_WHAT IS REQUIRED_
Write out every line of the listing below, character for character and with no changes.

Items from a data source

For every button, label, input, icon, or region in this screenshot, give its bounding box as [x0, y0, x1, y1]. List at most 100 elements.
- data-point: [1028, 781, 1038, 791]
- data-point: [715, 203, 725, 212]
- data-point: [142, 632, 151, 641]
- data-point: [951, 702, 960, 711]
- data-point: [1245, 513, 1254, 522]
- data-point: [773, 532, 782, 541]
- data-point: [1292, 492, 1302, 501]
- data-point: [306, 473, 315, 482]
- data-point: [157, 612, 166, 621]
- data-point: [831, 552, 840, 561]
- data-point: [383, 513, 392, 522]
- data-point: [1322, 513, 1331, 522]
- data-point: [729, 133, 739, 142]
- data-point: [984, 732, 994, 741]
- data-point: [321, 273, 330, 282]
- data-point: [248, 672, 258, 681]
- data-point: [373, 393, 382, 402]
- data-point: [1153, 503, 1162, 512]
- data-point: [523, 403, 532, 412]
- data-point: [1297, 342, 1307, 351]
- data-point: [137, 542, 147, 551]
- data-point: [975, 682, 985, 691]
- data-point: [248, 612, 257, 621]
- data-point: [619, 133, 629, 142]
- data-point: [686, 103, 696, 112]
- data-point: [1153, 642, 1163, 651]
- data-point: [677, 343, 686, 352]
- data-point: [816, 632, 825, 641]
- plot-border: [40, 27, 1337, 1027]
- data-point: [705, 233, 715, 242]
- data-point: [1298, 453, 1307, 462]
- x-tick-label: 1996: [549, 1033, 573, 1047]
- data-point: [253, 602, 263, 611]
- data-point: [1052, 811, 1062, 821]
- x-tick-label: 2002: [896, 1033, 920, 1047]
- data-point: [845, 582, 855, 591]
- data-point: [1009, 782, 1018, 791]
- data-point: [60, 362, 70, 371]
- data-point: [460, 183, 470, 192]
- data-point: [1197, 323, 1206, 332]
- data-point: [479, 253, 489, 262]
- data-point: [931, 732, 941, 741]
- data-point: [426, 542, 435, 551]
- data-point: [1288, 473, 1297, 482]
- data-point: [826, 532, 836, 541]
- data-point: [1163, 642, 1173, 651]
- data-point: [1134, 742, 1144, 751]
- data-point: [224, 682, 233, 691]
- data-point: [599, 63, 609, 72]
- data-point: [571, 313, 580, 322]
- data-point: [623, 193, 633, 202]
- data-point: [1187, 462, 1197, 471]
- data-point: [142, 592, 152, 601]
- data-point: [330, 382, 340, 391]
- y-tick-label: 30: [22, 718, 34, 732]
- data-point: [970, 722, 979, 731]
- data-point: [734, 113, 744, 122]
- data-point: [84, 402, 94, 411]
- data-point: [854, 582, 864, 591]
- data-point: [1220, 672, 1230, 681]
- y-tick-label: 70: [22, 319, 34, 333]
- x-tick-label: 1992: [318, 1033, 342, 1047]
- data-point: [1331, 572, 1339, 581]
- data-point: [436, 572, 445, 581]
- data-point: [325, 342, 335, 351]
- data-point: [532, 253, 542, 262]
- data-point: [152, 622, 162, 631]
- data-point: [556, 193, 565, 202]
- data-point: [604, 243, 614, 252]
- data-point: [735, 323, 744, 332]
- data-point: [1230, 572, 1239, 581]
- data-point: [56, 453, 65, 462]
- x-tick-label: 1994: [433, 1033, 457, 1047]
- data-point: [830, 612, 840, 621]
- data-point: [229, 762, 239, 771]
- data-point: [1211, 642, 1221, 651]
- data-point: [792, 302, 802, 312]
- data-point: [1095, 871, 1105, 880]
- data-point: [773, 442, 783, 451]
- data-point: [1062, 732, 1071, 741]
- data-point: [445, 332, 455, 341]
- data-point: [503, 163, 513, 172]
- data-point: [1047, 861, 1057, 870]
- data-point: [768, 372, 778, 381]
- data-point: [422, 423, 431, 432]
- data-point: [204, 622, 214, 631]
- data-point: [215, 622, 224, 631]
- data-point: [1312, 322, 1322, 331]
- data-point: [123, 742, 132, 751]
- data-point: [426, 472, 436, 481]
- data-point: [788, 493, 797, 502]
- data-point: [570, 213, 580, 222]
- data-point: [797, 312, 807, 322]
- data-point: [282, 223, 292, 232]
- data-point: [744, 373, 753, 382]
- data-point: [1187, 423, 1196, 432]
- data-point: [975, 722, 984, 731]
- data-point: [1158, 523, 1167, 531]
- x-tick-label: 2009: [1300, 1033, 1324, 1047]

_SOLVED PROBLEM_
For every button, label, input, icon, or region in this screenshot, give its bounding box as [x0, y0, x1, y1]. List at most 100 elements.
- data-point: [1028, 781, 1038, 791]
- data-point: [715, 203, 725, 212]
- data-point: [142, 632, 151, 641]
- data-point: [951, 702, 960, 711]
- data-point: [1245, 513, 1254, 522]
- data-point: [773, 532, 782, 541]
- data-point: [1292, 492, 1302, 501]
- data-point: [306, 473, 315, 482]
- data-point: [157, 612, 166, 621]
- data-point: [831, 552, 840, 561]
- data-point: [383, 513, 392, 522]
- data-point: [1322, 513, 1331, 522]
- data-point: [729, 133, 739, 142]
- data-point: [984, 732, 994, 741]
- data-point: [321, 273, 330, 282]
- data-point: [248, 672, 258, 681]
- data-point: [373, 393, 382, 402]
- data-point: [1153, 503, 1162, 512]
- data-point: [523, 403, 532, 412]
- data-point: [1297, 342, 1307, 351]
- data-point: [137, 542, 147, 551]
- data-point: [975, 682, 985, 691]
- data-point: [248, 612, 257, 621]
- data-point: [619, 133, 629, 142]
- data-point: [686, 103, 696, 112]
- data-point: [1153, 642, 1163, 651]
- data-point: [677, 343, 686, 352]
- data-point: [816, 632, 825, 641]
- plot-border: [40, 27, 1337, 1027]
- data-point: [705, 233, 715, 242]
- data-point: [1298, 453, 1307, 462]
- x-tick-label: 1996: [549, 1033, 573, 1047]
- data-point: [253, 602, 263, 611]
- data-point: [1052, 811, 1062, 821]
- x-tick-label: 2002: [896, 1033, 920, 1047]
- data-point: [845, 582, 855, 591]
- data-point: [1009, 782, 1018, 791]
- data-point: [60, 362, 70, 371]
- data-point: [460, 183, 470, 192]
- data-point: [1197, 323, 1206, 332]
- data-point: [479, 253, 489, 262]
- data-point: [931, 732, 941, 741]
- data-point: [426, 542, 435, 551]
- data-point: [1288, 473, 1297, 482]
- data-point: [826, 532, 836, 541]
- data-point: [1163, 642, 1173, 651]
- data-point: [1134, 742, 1144, 751]
- data-point: [224, 682, 233, 691]
- data-point: [599, 63, 609, 72]
- data-point: [571, 313, 580, 322]
- data-point: [623, 193, 633, 202]
- data-point: [1187, 462, 1197, 471]
- data-point: [142, 592, 152, 601]
- data-point: [330, 382, 340, 391]
- y-tick-label: 30: [22, 718, 34, 732]
- data-point: [970, 722, 979, 731]
- data-point: [734, 113, 744, 122]
- data-point: [84, 402, 94, 411]
- data-point: [854, 582, 864, 591]
- data-point: [1220, 672, 1230, 681]
- y-tick-label: 70: [22, 319, 34, 333]
- x-tick-label: 1992: [318, 1033, 342, 1047]
- data-point: [1331, 572, 1339, 581]
- data-point: [436, 572, 445, 581]
- data-point: [325, 342, 335, 351]
- data-point: [532, 253, 542, 262]
- data-point: [152, 622, 162, 631]
- data-point: [556, 193, 565, 202]
- data-point: [604, 243, 614, 252]
- data-point: [735, 323, 744, 332]
- data-point: [1230, 572, 1239, 581]
- data-point: [56, 453, 65, 462]
- x-tick-label: 1994: [433, 1033, 457, 1047]
- data-point: [830, 612, 840, 621]
- data-point: [229, 762, 239, 771]
- data-point: [1211, 642, 1221, 651]
- data-point: [792, 302, 802, 312]
- data-point: [1095, 871, 1105, 880]
- data-point: [773, 442, 783, 451]
- data-point: [1062, 732, 1071, 741]
- data-point: [445, 332, 455, 341]
- data-point: [503, 163, 513, 172]
- data-point: [1047, 861, 1057, 870]
- data-point: [768, 372, 778, 381]
- data-point: [422, 423, 431, 432]
- data-point: [204, 622, 214, 631]
- data-point: [215, 622, 224, 631]
- data-point: [1312, 322, 1322, 331]
- data-point: [123, 742, 132, 751]
- data-point: [426, 472, 436, 481]
- data-point: [788, 493, 797, 502]
- data-point: [570, 213, 580, 222]
- data-point: [797, 312, 807, 322]
- data-point: [282, 223, 292, 232]
- data-point: [744, 373, 753, 382]
- data-point: [1187, 423, 1196, 432]
- data-point: [975, 722, 984, 731]
- data-point: [1158, 523, 1167, 531]
- x-tick-label: 2009: [1300, 1033, 1324, 1047]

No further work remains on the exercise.